### Task to complete
Transcribe the full listing below exactly.

[Data extracted from a collection]
..............................

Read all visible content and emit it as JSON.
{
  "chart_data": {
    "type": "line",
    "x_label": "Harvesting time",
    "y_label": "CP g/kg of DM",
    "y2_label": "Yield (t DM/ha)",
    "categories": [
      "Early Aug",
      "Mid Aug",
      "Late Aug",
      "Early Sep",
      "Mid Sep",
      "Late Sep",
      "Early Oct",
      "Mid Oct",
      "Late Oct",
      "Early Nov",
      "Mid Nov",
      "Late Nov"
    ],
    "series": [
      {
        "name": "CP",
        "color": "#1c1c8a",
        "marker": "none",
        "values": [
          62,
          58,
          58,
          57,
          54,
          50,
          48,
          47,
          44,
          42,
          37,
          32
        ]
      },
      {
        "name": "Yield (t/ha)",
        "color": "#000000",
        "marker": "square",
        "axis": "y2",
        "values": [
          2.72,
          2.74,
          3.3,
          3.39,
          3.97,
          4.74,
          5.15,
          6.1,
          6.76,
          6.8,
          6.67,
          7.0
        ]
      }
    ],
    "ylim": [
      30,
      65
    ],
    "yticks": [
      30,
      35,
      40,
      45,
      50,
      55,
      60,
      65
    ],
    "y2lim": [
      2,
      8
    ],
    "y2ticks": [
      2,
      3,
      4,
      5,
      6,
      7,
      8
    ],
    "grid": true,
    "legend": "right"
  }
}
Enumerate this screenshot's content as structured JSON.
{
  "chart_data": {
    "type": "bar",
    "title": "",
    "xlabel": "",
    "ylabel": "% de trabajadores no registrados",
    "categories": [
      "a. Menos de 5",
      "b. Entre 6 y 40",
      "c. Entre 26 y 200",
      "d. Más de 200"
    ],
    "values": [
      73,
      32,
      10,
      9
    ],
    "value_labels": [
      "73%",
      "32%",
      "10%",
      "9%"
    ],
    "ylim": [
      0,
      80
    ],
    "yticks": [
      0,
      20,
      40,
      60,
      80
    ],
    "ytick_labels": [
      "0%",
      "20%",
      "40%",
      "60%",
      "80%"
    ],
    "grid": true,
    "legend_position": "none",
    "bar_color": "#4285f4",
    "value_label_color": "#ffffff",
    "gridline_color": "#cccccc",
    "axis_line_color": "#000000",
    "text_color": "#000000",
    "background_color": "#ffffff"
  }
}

..............................

### Answer
Read all visible content and emit it as JSON.
{
  "chart_data": {
    "type": "line",
    "x_label": "Harvesting time",
    "y_label": "CP g/kg of DM",
    "y2_label": "Yield (t DM/ha)",
    "categories": [
      "Early Aug",
      "Mid Aug",
      "Late Aug",
      "Early Sep",
      "Mid Sep",
      "Late Sep",
      "Early Oct",
      "Mid Oct",
      "Late Oct",
      "Early Nov",
      "Mid Nov",
      "Late Nov"
    ],
    "series": [
      {
        "name": "CP",
        "color": "#1c1c8a",
        "marker": "none",
        "values": [
          62,
          58,
          58,
          57,
          54,
          50,
          48,
          47,
          44,
          42,
          37,
          32
        ]
      },
      {
        "name": "Yield (t/ha)",
        "color": "#000000",
        "marker": "square",
        "axis": "y2",
        "values": [
          2.72,
          2.74,
          3.3,
          3.39,
          3.97,
          4.74,
          5.15,
          6.1,
          6.76,
          6.8,
          6.67,
          7.0
        ]
      }
    ],
    "ylim": [
      30,
      65
    ],
    "yticks": [
      30,
      35,
      40,
      45,
      50,
      55,
      60,
      65
    ],
    "y2lim": [
      2,
      8
    ],
    "y2ticks": [
      2,
      3,
      4,
      5,
      6,
      7,
      8
    ],
    "grid": true,
    "legend": "right"
  }
}
Enumerate this screenshot's content as structured JSON.
{
  "chart_data": {
    "type": "bar",
    "title": "",
    "xlabel": "",
    "ylabel": "% de trabajadores no registrados",
    "categories": [
      "a. Menos de 5",
      "b. Entre 6 y 40",
      "c. Entre 26 y 200",
      "d. Más de 200"
    ],
    "values": [
      73,
      32,
      10,
      9
    ],
    "value_labels": [
      "73%",
      "32%",
      "10%",
      "9%"
    ],
    "ylim": [
      0,
      80
    ],
    "yticks": [
      0,
      20,
      40,
      60,
      80
    ],
    "ytick_labels": [
      "0%",
      "20%",
      "40%",
      "60%",
      "80%"
    ],
    "grid": true,
    "legend_position": "none",
    "bar_color": "#4285f4",
    "value_label_color": "#ffffff",
    "gridline_color": "#cccccc",
    "axis_line_color": "#000000",
    "text_color": "#000000",
    "background_color": "#ffffff"
  }
}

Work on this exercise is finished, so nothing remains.